> **TASK REQUIREMENTS**
Please return the full listing below without altering anything.

┌──

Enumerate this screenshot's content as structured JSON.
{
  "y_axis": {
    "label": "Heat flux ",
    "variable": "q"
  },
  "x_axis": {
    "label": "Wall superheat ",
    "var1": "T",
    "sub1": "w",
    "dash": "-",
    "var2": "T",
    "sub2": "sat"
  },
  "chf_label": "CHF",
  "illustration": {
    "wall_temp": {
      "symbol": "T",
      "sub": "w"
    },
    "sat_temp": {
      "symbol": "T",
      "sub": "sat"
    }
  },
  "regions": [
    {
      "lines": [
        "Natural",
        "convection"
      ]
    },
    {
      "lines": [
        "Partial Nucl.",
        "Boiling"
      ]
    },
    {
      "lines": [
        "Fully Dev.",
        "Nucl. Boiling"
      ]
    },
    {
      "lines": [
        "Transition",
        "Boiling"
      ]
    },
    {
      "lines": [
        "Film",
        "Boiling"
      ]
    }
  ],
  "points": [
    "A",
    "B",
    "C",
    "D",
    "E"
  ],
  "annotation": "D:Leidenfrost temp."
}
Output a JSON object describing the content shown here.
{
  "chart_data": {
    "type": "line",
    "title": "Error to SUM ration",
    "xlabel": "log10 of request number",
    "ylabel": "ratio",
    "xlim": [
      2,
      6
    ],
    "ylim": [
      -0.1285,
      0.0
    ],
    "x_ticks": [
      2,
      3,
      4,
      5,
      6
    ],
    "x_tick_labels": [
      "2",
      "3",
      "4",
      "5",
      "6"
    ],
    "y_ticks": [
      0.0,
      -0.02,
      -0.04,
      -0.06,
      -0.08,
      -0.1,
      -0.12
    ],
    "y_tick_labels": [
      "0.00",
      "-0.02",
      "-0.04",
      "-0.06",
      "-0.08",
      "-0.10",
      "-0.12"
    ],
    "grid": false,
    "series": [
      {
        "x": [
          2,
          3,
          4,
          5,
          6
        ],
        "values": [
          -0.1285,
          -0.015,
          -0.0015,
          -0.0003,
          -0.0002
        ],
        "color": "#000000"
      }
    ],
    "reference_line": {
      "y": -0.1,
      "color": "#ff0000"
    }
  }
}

└──

> **EXERCISE SOLUTION**
Enumerate this screenshot's content as structured JSON.
{
  "y_axis": {
    "label": "Heat flux ",
    "variable": "q"
  },
  "x_axis": {
    "label": "Wall superheat ",
    "var1": "T",
    "sub1": "w",
    "dash": "-",
    "var2": "T",
    "sub2": "sat"
  },
  "chf_label": "CHF",
  "illustration": {
    "wall_temp": {
      "symbol": "T",
      "sub": "w"
    },
    "sat_temp": {
      "symbol": "T",
      "sub": "sat"
    }
  },
  "regions": [
    {
      "lines": [
        "Natural",
        "convection"
      ]
    },
    {
      "lines": [
        "Partial Nucl.",
        "Boiling"
      ]
    },
    {
      "lines": [
        "Fully Dev.",
        "Nucl. Boiling"
      ]
    },
    {
      "lines": [
        "Transition",
        "Boiling"
      ]
    },
    {
      "lines": [
        "Film",
        "Boiling"
      ]
    }
  ],
  "points": [
    "A",
    "B",
    "C",
    "D",
    "E"
  ],
  "annotation": "D:Leidenfrost temp."
}
Output a JSON object describing the content shown here.
{
  "chart_data": {
    "type": "line",
    "title": "Error to SUM ration",
    "xlabel": "log10 of request number",
    "ylabel": "ratio",
    "xlim": [
      2,
      6
    ],
    "ylim": [
      -0.1285,
      0.0
    ],
    "x_ticks": [
      2,
      3,
      4,
      5,
      6
    ],
    "x_tick_labels": [
      "2",
      "3",
      "4",
      "5",
      "6"
    ],
    "y_ticks": [
      0.0,
      -0.02,
      -0.04,
      -0.06,
      -0.08,
      -0.1,
      -0.12
    ],
    "y_tick_labels": [
      "0.00",
      "-0.02",
      "-0.04",
      "-0.06",
      "-0.08",
      "-0.10",
      "-0.12"
    ],
    "grid": false,
    "series": [
      {
        "x": [
          2,
          3,
          4,
          5,
          6
        ],
        "values": [
          -0.1285,
          -0.015,
          -0.0015,
          -0.0003,
          -0.0002
        ],
        "color": "#000000"
      }
    ],
    "reference_line": {
      "y": -0.1,
      "color": "#ff0000"
    }
  }
}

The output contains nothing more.